Page text:
_ _ _
How to desensitise a dog to grooming
Train your dog to be relaxed and comfortable when you need to brush them or clip their nails!
It’s no fun to try and restrain a wriggly or uncomfortable dog so that you can brush the mats out of their fur or trim their nails, but these things need doing sometimes right? Today I’ve got some tips on desensitising a young puppy to being groomed (the ideal scenario if you’re lucky enough to have a young pup that hasn’t yet developed an aversion). But don’t worry, I’ve also got advice on how to treat an existing sensitivity to grooming in an older dog!
Desensitising a puppy to grooming
Here I show how you can start to desensitise a young pup to being groomed. It’s all about starting when they are young (ideally before 12 weeks), and using the clicker and food rewards to keep pup distracted while you introduce grooming experiences such as brushing, handling the tail and nails etc. In the very early stages, you just click and reward as they accept you touching and handling different parts of their body – back, ears, mouth, feet etc. Then you gradually introduce tools like a brush or nail clippers, always starting slow and click and rewarding continuously if she handles the touch without reacting too much.
Treating existing sensitivity to grooming in older dogs
If you have an older dog that already dislikes being groomed, the technique is a bit different. You will still use the clicker and high value food rewards, but you’ll need to go much more slowly.
- First, introduce the clicker if you haven’t already and use it to teach some basic commands such as Sit and Down so your dog understands how the clicker works and what it means. Check out this blog on how to introduce a clicker.
- Ensure your dog is nice and hungry for this training. Skip breakfast and use high value food rewards!
- Clip your dog up to a clip station to keep her in one place (or put smaller dogs up on a table). Start by doing some Sit and Zen Down commands using the clicker and food rewards to get her focused on you and the treats, and in a calm learning state.
_ _ _
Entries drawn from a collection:
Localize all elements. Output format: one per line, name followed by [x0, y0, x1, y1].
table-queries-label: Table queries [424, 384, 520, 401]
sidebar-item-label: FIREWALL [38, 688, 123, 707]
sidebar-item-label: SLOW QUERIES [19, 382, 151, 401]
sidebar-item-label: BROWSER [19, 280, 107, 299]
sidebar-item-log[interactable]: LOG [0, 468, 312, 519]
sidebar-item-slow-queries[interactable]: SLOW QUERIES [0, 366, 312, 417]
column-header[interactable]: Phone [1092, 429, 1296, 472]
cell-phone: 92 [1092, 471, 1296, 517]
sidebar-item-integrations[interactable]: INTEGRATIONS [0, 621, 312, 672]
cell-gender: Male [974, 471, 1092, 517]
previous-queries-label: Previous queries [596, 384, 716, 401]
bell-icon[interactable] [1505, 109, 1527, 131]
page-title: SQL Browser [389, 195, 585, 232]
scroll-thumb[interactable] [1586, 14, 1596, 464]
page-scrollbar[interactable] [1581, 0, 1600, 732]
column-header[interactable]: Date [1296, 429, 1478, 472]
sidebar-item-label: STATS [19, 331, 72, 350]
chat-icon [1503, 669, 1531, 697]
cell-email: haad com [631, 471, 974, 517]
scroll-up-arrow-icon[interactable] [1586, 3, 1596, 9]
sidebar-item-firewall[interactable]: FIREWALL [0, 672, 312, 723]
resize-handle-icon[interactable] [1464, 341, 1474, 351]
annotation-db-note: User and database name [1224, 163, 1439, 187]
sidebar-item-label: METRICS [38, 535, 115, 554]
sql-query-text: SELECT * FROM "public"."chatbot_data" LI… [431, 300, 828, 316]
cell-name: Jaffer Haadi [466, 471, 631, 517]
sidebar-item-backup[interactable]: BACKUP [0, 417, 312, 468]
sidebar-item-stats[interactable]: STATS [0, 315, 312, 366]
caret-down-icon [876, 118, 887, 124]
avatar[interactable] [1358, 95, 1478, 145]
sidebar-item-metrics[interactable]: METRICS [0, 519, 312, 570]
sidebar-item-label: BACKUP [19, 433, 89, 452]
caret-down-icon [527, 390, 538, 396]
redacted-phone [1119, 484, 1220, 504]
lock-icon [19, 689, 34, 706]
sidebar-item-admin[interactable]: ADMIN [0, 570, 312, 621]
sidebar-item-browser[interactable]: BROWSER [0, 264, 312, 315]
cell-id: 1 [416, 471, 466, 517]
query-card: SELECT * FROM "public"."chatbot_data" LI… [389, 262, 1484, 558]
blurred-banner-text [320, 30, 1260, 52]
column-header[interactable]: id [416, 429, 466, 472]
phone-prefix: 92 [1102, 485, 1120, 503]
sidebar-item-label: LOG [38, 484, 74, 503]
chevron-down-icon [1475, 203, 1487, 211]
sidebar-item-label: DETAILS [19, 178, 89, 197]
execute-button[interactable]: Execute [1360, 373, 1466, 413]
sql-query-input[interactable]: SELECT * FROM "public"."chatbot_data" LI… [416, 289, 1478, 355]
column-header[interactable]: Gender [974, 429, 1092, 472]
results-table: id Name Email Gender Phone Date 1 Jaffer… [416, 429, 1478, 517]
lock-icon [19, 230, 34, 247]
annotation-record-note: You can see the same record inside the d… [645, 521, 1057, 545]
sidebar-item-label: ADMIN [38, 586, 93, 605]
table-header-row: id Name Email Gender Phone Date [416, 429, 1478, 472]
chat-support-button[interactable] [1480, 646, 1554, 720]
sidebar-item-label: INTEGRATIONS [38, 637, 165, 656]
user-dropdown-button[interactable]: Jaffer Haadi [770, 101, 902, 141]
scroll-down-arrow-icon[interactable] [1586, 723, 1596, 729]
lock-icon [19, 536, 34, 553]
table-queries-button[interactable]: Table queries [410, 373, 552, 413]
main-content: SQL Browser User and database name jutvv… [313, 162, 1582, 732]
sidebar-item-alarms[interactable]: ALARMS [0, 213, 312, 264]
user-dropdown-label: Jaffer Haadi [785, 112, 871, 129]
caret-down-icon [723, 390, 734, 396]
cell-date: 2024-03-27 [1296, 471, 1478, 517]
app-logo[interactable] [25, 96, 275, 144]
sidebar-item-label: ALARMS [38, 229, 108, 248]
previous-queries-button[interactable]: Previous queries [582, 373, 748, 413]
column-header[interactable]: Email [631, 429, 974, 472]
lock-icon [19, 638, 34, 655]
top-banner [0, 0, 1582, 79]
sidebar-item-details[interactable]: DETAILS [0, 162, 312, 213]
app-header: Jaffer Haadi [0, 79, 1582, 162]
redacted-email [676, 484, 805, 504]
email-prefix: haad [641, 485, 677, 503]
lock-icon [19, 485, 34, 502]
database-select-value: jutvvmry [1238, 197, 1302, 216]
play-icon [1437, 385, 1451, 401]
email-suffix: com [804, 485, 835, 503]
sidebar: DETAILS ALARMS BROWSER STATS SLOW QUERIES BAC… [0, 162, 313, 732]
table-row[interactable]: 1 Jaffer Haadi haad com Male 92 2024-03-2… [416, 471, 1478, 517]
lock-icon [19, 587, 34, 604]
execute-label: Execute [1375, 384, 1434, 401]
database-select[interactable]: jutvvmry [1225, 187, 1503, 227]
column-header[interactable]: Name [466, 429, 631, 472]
_ _ _
Stated problem 1:
Answer these from the grooming guide:
(a) By what age, ideally, should a puppy's desensitisation to grooming begin?
(b) Which meal should be skipped so the dog is hungry for training?
(c) Where can smaller dogs be placed instead of a clip station?
Stated problem 2: Write out the passage of the grooming guide between "Desensitising a puppy" and "reacting too much.", inclusive.
The records are not needed for any of this work.

Expected answer 1:
(a) Before 12 weeks.
(b) Breakfast.
(c) Up on a table.

Expected answer 2:
Desensitising a puppy to grooming
Here I show how you can start to desensitise a young pup to being groomed. It’s all about starting when they are young (ideally before 12 weeks), and using the clicker and food rewards to keep pup distracted while you introduce grooming experiences such as brushing, handling the tail and nails etc. In the very early stages, you just click and reward as they accept you touching and handling different parts of their body – back, ears, mouth, feet etc. Then you gradually introduce tools like a brush or nail clippers, always starting slow and click and rewarding continuously if she handles the touch without reacting too much.